◆ GOAL ◆
Please repeat all of the listing exactly.

Dataset entries:

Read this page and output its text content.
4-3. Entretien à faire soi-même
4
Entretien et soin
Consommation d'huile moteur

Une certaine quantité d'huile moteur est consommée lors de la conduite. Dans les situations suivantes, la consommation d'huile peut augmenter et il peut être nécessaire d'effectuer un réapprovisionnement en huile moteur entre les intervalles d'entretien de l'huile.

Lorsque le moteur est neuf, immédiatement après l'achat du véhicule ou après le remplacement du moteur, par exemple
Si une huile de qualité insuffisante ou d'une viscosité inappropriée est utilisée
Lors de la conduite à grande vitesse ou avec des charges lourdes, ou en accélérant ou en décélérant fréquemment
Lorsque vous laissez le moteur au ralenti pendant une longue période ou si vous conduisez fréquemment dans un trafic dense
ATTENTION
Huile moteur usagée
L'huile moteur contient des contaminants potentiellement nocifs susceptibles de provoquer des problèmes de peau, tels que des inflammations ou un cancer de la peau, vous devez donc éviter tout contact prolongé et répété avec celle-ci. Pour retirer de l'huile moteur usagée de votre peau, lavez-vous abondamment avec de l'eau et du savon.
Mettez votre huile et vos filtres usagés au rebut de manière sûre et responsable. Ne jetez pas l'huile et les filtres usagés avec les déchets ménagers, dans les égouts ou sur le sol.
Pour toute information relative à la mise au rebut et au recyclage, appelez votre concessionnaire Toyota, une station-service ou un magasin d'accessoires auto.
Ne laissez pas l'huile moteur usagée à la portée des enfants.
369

◆ CORRECT RESULT ◆
Read this page and output its text content.
4-3. Entretien à faire soi-même
4
Entretien et soin
Consommation d'huile moteur

Une certaine quantité d'huile moteur est consommée lors de la conduite. Dans les situations suivantes, la consommation d'huile peut augmenter et il peut être nécessaire d'effectuer un réapprovisionnement en huile moteur entre les intervalles d'entretien de l'huile.

Lorsque le moteur est neuf, immédiatement après l'achat du véhicule ou après le remplacement du moteur, par exemple
Si une huile de qualité insuffisante ou d'une viscosité inappropriée est utilisée
Lors de la conduite à grande vitesse ou avec des charges lourdes, ou en accélérant ou en décélérant fréquemment
Lorsque vous laissez le moteur au ralenti pendant une longue période ou si vous conduisez fréquemment dans un trafic dense
ATTENTION
Huile moteur usagée
L'huile moteur contient des contaminants potentiellement nocifs susceptibles de provoquer des problèmes de peau, tels que des inflammations ou un cancer de la peau, vous devez donc éviter tout contact prolongé et répété avec celle-ci. Pour retirer de l'huile moteur usagée de votre peau, lavez-vous abondamment avec de l'eau et du savon.
Mettez votre huile et vos filtres usagés au rebut de manière sûre et responsable. Ne jetez pas l'huile et les filtres usagés avec les déchets ménagers, dans les égouts ou sur le sol.
Pour toute information relative à la mise au rebut et au recyclage, appelez votre concessionnaire Toyota, une station-service ou un magasin d'accessoires auto.
Ne laissez pas l'huile moteur usagée à la portée des enfants.
369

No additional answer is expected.